[PROVIDED RECORDS]:
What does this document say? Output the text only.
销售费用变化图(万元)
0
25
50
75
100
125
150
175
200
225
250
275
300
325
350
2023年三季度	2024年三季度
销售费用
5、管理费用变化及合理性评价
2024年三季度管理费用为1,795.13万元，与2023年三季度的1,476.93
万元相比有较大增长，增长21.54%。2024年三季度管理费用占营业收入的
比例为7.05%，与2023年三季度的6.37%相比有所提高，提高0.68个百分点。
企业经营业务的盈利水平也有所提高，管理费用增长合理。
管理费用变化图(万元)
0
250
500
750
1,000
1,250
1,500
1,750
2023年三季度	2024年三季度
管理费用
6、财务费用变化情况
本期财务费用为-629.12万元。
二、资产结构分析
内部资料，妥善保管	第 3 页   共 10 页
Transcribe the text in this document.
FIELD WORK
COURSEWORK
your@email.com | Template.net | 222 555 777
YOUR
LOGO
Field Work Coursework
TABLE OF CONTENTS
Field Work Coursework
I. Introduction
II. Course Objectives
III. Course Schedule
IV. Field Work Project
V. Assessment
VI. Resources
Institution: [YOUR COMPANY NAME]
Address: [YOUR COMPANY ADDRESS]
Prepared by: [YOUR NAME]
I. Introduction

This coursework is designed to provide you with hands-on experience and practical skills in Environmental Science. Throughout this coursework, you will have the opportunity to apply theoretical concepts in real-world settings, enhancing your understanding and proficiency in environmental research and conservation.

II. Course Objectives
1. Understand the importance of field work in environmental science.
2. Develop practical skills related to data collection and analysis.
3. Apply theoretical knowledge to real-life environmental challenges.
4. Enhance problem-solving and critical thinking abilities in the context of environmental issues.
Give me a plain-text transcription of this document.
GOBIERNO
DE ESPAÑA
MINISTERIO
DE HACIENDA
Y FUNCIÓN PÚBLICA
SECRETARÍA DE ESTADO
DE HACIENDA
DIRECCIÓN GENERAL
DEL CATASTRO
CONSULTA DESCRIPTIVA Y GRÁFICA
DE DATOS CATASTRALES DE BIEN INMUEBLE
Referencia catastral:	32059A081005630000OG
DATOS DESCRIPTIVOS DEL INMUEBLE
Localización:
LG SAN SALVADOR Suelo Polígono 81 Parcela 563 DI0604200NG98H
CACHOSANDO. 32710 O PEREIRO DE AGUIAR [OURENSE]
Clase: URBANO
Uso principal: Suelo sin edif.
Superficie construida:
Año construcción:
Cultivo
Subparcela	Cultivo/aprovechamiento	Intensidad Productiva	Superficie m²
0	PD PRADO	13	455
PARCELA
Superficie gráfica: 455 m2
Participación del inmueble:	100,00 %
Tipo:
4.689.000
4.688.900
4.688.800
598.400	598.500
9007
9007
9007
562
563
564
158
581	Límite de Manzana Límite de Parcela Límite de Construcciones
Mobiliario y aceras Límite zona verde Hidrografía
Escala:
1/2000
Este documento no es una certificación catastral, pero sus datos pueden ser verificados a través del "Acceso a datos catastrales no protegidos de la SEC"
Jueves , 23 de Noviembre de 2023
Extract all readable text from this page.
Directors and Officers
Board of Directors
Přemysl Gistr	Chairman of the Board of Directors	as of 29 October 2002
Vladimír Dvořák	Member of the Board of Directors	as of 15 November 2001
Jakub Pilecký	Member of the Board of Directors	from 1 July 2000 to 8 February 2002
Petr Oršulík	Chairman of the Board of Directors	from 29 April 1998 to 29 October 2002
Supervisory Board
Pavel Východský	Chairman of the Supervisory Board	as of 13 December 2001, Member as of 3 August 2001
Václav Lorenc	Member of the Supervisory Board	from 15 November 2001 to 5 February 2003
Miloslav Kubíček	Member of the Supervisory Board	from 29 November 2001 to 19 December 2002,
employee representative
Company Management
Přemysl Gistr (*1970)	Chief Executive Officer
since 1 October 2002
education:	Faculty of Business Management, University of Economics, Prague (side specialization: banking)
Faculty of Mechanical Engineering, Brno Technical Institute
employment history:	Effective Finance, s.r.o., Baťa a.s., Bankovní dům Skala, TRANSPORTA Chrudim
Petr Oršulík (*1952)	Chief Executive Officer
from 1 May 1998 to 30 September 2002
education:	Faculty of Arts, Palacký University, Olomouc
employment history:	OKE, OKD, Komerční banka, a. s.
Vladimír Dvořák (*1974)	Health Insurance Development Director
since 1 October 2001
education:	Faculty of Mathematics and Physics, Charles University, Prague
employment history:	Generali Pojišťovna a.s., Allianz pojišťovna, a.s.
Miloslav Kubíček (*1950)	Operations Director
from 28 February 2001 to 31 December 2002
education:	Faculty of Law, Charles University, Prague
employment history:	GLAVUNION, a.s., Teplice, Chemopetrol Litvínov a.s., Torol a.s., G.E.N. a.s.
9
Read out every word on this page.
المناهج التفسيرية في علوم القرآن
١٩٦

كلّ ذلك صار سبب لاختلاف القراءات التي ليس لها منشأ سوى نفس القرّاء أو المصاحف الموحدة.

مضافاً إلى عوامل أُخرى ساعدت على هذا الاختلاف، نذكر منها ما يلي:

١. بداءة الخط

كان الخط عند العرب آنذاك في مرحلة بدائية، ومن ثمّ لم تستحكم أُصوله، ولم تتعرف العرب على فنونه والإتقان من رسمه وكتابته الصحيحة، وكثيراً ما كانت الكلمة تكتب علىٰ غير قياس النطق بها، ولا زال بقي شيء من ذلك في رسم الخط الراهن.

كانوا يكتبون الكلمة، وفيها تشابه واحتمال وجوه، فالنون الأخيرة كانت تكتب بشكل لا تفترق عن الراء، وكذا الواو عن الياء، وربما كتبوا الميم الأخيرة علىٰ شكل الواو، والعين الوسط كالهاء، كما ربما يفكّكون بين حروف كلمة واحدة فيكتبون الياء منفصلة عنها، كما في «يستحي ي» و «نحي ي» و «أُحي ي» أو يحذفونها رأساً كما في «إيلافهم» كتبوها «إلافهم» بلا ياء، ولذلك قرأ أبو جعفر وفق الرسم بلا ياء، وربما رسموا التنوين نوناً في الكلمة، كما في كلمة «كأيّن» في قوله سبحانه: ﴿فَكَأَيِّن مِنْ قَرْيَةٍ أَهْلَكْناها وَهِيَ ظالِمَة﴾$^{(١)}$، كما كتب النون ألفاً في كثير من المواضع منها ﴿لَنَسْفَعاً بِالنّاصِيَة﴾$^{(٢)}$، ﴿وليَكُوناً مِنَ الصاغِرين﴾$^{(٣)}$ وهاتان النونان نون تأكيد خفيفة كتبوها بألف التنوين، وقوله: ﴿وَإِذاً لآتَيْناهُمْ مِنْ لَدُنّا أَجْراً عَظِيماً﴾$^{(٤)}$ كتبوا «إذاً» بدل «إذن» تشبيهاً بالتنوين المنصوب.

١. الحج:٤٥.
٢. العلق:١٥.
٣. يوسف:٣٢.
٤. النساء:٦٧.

[TASK DESCRIPTION]:
In the entries above, locate every line with the word "Faculty" and copy it.

[EXERCISE ANSWER]:
education:	Faculty of Business Management, University of Economics, Prague (side specialization: banking)
Faculty of Mechanical Engineering, Brno Technical Institute
education:	Faculty of Arts, Palacký University, Olomouc
education:	Faculty of Mathematics and Physics, Charles University, Prague
education:	Faculty of Law, Charles University, Prague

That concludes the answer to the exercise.